■ What is asked ■
Repeat the full listing, word for word.

■ Information provided ■

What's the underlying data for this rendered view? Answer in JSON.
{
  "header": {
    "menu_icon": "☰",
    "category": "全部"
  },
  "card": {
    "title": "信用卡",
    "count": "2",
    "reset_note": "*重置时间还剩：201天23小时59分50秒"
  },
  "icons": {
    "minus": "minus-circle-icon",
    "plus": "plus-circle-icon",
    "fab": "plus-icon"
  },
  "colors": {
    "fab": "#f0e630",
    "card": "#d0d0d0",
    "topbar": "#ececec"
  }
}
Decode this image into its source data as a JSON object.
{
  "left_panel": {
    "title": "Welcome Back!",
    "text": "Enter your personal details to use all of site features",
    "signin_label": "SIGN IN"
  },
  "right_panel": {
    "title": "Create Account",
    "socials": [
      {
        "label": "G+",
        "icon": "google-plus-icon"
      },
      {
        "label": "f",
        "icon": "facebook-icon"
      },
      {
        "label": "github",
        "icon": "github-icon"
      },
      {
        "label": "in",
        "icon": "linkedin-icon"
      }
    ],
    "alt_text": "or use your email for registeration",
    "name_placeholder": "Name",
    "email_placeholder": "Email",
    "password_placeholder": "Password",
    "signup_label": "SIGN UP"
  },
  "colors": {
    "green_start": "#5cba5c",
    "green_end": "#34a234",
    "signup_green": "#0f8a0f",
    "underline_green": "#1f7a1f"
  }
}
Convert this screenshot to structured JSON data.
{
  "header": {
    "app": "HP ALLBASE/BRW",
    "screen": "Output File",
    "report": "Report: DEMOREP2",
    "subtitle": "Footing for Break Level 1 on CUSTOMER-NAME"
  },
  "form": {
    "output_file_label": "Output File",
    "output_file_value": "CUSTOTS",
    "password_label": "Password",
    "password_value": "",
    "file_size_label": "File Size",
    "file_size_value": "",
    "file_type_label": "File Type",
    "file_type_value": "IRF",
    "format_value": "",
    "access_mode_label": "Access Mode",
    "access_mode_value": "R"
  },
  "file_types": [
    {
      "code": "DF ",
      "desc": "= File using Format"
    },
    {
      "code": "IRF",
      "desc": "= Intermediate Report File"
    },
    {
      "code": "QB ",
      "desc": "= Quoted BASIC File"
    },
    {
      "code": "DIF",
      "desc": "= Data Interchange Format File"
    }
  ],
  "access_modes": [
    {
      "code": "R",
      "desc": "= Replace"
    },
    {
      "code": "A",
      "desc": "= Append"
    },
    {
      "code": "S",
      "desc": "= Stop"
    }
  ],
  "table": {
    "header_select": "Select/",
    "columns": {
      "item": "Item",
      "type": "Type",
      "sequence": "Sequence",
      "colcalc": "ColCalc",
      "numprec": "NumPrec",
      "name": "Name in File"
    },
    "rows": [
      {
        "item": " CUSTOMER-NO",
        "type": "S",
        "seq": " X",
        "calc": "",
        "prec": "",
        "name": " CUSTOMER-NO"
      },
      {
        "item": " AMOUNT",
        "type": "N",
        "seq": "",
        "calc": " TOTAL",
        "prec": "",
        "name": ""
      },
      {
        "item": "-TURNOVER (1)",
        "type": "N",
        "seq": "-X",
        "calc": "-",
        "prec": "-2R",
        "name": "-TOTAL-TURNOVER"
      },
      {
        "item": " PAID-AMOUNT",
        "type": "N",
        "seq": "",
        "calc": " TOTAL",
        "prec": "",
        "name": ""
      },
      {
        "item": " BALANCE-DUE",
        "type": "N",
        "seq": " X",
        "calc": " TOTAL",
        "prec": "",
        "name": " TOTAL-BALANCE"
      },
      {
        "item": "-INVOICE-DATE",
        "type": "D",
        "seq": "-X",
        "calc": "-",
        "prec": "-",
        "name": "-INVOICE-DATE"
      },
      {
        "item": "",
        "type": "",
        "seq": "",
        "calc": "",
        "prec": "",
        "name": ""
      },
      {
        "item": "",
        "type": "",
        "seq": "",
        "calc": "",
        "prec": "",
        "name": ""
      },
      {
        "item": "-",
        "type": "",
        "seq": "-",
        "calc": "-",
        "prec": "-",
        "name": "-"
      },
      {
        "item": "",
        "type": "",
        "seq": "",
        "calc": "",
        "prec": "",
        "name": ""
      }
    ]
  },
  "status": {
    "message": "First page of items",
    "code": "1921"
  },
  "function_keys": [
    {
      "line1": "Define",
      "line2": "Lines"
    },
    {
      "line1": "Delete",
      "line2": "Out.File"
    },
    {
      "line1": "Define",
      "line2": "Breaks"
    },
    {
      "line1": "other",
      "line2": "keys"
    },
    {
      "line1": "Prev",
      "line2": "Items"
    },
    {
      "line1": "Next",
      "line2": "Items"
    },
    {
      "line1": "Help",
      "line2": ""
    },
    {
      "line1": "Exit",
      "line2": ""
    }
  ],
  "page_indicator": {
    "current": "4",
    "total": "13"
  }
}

■ Output for this exercise ■
What's the underlying data for this rendered view? Answer in JSON.
{
  "header": {
    "menu_icon": "☰",
    "category": "全部"
  },
  "card": {
    "title": "信用卡",
    "count": "2",
    "reset_note": "*重置时间还剩：201天23小时59分50秒"
  },
  "icons": {
    "minus": "minus-circle-icon",
    "plus": "plus-circle-icon",
    "fab": "plus-icon"
  },
  "colors": {
    "fab": "#f0e630",
    "card": "#d0d0d0",
    "topbar": "#ececec"
  }
}
Decode this image into its source data as a JSON object.
{
  "left_panel": {
    "title": "Welcome Back!",
    "text": "Enter your personal details to use all of site features",
    "signin_label": "SIGN IN"
  },
  "right_panel": {
    "title": "Create Account",
    "socials": [
      {
        "label": "G+",
        "icon": "google-plus-icon"
      },
      {
        "label": "f",
        "icon": "facebook-icon"
      },
      {
        "label": "github",
        "icon": "github-icon"
      },
      {
        "label": "in",
        "icon": "linkedin-icon"
      }
    ],
    "alt_text": "or use your email for registeration",
    "name_placeholder": "Name",
    "email_placeholder": "Email",
    "password_placeholder": "Password",
    "signup_label": "SIGN UP"
  },
  "colors": {
    "green_start": "#5cba5c",
    "green_end": "#34a234",
    "signup_green": "#0f8a0f",
    "underline_green": "#1f7a1f"
  }
}
Convert this screenshot to structured JSON data.
{
  "header": {
    "app": "HP ALLBASE/BRW",
    "screen": "Output File",
    "report": "Report: DEMOREP2",
    "subtitle": "Footing for Break Level 1 on CUSTOMER-NAME"
  },
  "form": {
    "output_file_label": "Output File",
    "output_file_value": "CUSTOTS",
    "password_label": "Password",
    "password_value": "",
    "file_size_label": "File Size",
    "file_size_value": "",
    "file_type_label": "File Type",
    "file_type_value": "IRF",
    "format_value": "",
    "access_mode_label": "Access Mode",
    "access_mode_value": "R"
  },
  "file_types": [
    {
      "code": "DF ",
      "desc": "= File using Format"
    },
    {
      "code": "IRF",
      "desc": "= Intermediate Report File"
    },
    {
      "code": "QB ",
      "desc": "= Quoted BASIC File"
    },
    {
      "code": "DIF",
      "desc": "= Data Interchange Format File"
    }
  ],
  "access_modes": [
    {
      "code": "R",
      "desc": "= Replace"
    },
    {
      "code": "A",
      "desc": "= Append"
    },
    {
      "code": "S",
      "desc": "= Stop"
    }
  ],
  "table": {
    "header_select": "Select/",
    "columns": {
      "item": "Item",
      "type": "Type",
      "sequence": "Sequence",
      "colcalc": "ColCalc",
      "numprec": "NumPrec",
      "name": "Name in File"
    },
    "rows": [
      {
        "item": " CUSTOMER-NO",
        "type": "S",
        "seq": " X",
        "calc": "",
        "prec": "",
        "name": " CUSTOMER-NO"
      },
      {
        "item": " AMOUNT",
        "type": "N",
        "seq": "",
        "calc": " TOTAL",
        "prec": "",
        "name": ""
      },
      {
        "item": "-TURNOVER (1)",
        "type": "N",
        "seq": "-X",
        "calc": "-",
        "prec": "-2R",
        "name": "-TOTAL-TURNOVER"
      },
      {
        "item": " PAID-AMOUNT",
        "type": "N",
        "seq": "",
        "calc": " TOTAL",
        "prec": "",
        "name": ""
      },
      {
        "item": " BALANCE-DUE",
        "type": "N",
        "seq": " X",
        "calc": " TOTAL",
        "prec": "",
        "name": " TOTAL-BALANCE"
      },
      {
        "item": "-INVOICE-DATE",
        "type": "D",
        "seq": "-X",
        "calc": "-",
        "prec": "-",
        "name": "-INVOICE-DATE"
      },
      {
        "item": "",
        "type": "",
        "seq": "",
        "calc": "",
        "prec": "",
        "name": ""
      },
      {
        "item": "",
        "type": "",
        "seq": "",
        "calc": "",
        "prec": "",
        "name": ""
      },
      {
        "item": "-",
        "type": "",
        "seq": "-",
        "calc": "-",
        "prec": "-",
        "name": "-"
      },
      {
        "item": "",
        "type": "",
        "seq": "",
        "calc": "",
        "prec": "",
        "name": ""
      }
    ]
  },
  "status": {
    "message": "First page of items",
    "code": "1921"
  },
  "function_keys": [
    {
      "line1": "Define",
      "line2": "Lines"
    },
    {
      "line1": "Delete",
      "line2": "Out.File"
    },
    {
      "line1": "Define",
      "line2": "Breaks"
    },
    {
      "line1": "other",
      "line2": "keys"
    },
    {
      "line1": "Prev",
      "line2": "Items"
    },
    {
      "line1": "Next",
      "line2": "Items"
    },
    {
      "line1": "Help",
      "line2": ""
    },
    {
      "line1": "Exit",
      "line2": ""
    }
  ],
  "page_indicator": {
    "current": "4",
    "total": "13"
  }
}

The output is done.